Can you print the data exactly and leave out each image?

BEGIN Records supplied

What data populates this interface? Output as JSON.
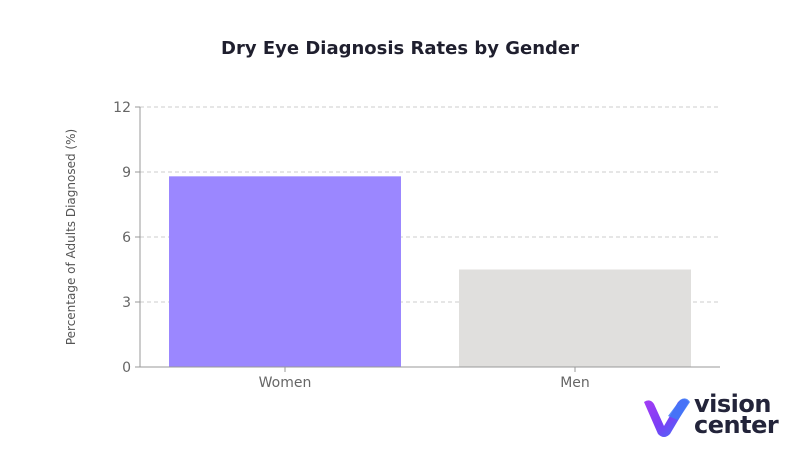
{
  "chart_data": {
    "type": "bar",
    "title": "Dry Eye Diagnosis Rates by Gender",
    "xlabel": "",
    "ylabel": "Percentage of Adults Diagnosed (%)",
    "categories": [
      "Women",
      "Men"
    ],
    "values": [
      8.8,
      4.5
    ],
    "bar_colors": [
      "#9b87ff",
      "#e0dfdd"
    ],
    "ylim": [
      0,
      12
    ],
    "yticks": [
      0,
      3,
      6,
      9,
      12
    ],
    "grid": true
  },
  "logo": {
    "line1": "vision",
    "line2": "center",
    "colors": [
      "#3d7bf7",
      "#7b3df5",
      "#a63df5"
    ]
  }
}
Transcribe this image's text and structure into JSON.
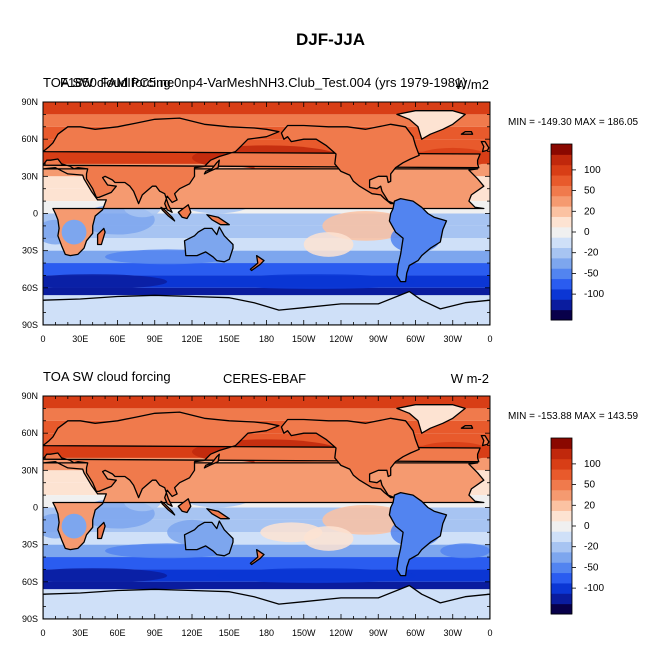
{
  "title": "DJF-JJA",
  "colors": {
    "levels": [
      "#08004a",
      "#0a1c9e",
      "#0b36d4",
      "#2a5cf0",
      "#5284f0",
      "#7da6ee",
      "#a7c4f2",
      "#cfe0f8",
      "#f0f0f0",
      "#fde3d2",
      "#fbc2a2",
      "#f59a70",
      "#f07a4c",
      "#e85a2c",
      "#d83e16",
      "#c0280c",
      "#8a0800"
    ],
    "land_dark": "#c23012",
    "ocean_dark": "#0b2ea8",
    "coast": "#000000"
  },
  "colorbar": {
    "tick_labels": [
      "100",
      "50",
      "20",
      "0",
      "-20",
      "-50",
      "-100"
    ]
  },
  "axes": {
    "x_tick_labels": [
      "0",
      "30E",
      "60E",
      "90E",
      "120E",
      "150E",
      "180",
      "150W",
      "120W",
      "90W",
      "60W",
      "30W",
      "0"
    ],
    "y_tick_labels": [
      "90N",
      "60N",
      "30N",
      "0",
      "30S",
      "60S",
      "90S"
    ]
  },
  "panels": [
    {
      "left": "TOA SW cloud forcing",
      "center": "F1850 FAMIPC5.ne0np4-VarMeshNH3.Club_Test.004 (yrs 1979-1981)",
      "right": "W/m2",
      "minmax": "MIN = -149.30 MAX = 186.05"
    },
    {
      "left": "TOA SW cloud forcing",
      "center": "CERES-EBAF",
      "right": "W m-2",
      "minmax": "MIN = -153.88 MAX = 143.59"
    }
  ],
  "chart_data": [
    {
      "type": "heatmap",
      "title": "DJF-JJA",
      "variable": "TOA SW cloud forcing",
      "dataset": "F1850 FAMIPC5.ne0np4-VarMeshNH3.Club_Test.004 (yrs 1979-1981)",
      "units": "W/m2",
      "min": -149.3,
      "max": 186.05,
      "xlim": [
        0,
        360
      ],
      "ylim": [
        -90,
        90
      ],
      "contour_levels": [
        -100,
        -50,
        -20,
        0,
        20,
        50,
        100
      ],
      "xlabel": "",
      "ylabel": ""
    },
    {
      "type": "heatmap",
      "title": "DJF-JJA",
      "variable": "TOA SW cloud forcing",
      "dataset": "CERES-EBAF",
      "units": "W m-2",
      "min": -153.88,
      "max": 143.59,
      "xlim": [
        0,
        360
      ],
      "ylim": [
        -90,
        90
      ],
      "contour_levels": [
        -100,
        -50,
        -20,
        0,
        20,
        50,
        100
      ],
      "xlabel": "",
      "ylabel": ""
    }
  ]
}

END Records supplied

> **Reply**
What data populates this interface? Output as JSON.
{
  "chart_data": {
    "type": "bar",
    "title": "Dry Eye Diagnosis Rates by Gender",
    "xlabel": "",
    "ylabel": "Percentage of Adults Diagnosed (%)",
    "categories": [
      "Women",
      "Men"
    ],
    "values": [
      8.8,
      4.5
    ],
    "bar_colors": [
      "#9b87ff",
      "#e0dfdd"
    ],
    "ylim": [
      0,
      12
    ],
    "yticks": [
      0,
      3,
      6,
      9,
      12
    ],
    "grid": true
  },
  "logo": {
    "line1": "vision",
    "line2": "center",
    "colors": [
      "#3d7bf7",
      "#7b3df5",
      "#a63df5"
    ]
  }
}
Transcribe this image's text and structure into JSON.
{
  "title": "DJF-JJA",
  "colors": {
    "levels": [
      "#08004a",
      "#0a1c9e",
      "#0b36d4",
      "#2a5cf0",
      "#5284f0",
      "#7da6ee",
      "#a7c4f2",
      "#cfe0f8",
      "#f0f0f0",
      "#fde3d2",
      "#fbc2a2",
      "#f59a70",
      "#f07a4c",
      "#e85a2c",
      "#d83e16",
      "#c0280c",
      "#8a0800"
    ],
    "land_dark": "#c23012",
    "ocean_dark": "#0b2ea8",
    "coast": "#000000"
  },
  "colorbar": {
    "tick_labels": [
      "100",
      "50",
      "20",
      "0",
      "-20",
      "-50",
      "-100"
    ]
  },
  "axes": {
    "x_tick_labels": [
      "0",
      "30E",
      "60E",
      "90E",
      "120E",
      "150E",
      "180",
      "150W",
      "120W",
      "90W",
      "60W",
      "30W",
      "0"
    ],
    "y_tick_labels": [
      "90N",
      "60N",
      "30N",
      "0",
      "30S",
      "60S",
      "90S"
    ]
  },
  "panels": [
    {
      "left": "TOA SW cloud forcing",
      "center": "F1850 FAMIPC5.ne0np4-VarMeshNH3.Club_Test.004 (yrs 1979-1981)",
      "right": "W/m2",
      "minmax": "MIN = -149.30 MAX = 186.05"
    },
    {
      "left": "TOA SW cloud forcing",
      "center": "CERES-EBAF",
      "right": "W m-2",
      "minmax": "MIN = -153.88 MAX = 143.59"
    }
  ],
  "chart_data": [
    {
      "type": "heatmap",
      "title": "DJF-JJA",
      "variable": "TOA SW cloud forcing",
      "dataset": "F1850 FAMIPC5.ne0np4-VarMeshNH3.Club_Test.004 (yrs 1979-1981)",
      "units": "W/m2",
      "min": -149.3,
      "max": 186.05,
      "xlim": [
        0,
        360
      ],
      "ylim": [
        -90,
        90
      ],
      "contour_levels": [
        -100,
        -50,
        -20,
        0,
        20,
        50,
        100
      ],
      "xlabel": "",
      "ylabel": ""
    },
    {
      "type": "heatmap",
      "title": "DJF-JJA",
      "variable": "TOA SW cloud forcing",
      "dataset": "CERES-EBAF",
      "units": "W m-2",
      "min": -153.88,
      "max": 143.59,
      "xlim": [
        0,
        360
      ],
      "ylim": [
        -90,
        90
      ],
      "contour_levels": [
        -100,
        -50,
        -20,
        0,
        20,
        50,
        100
      ],
      "xlabel": "",
      "ylabel": ""
    }
  ]
}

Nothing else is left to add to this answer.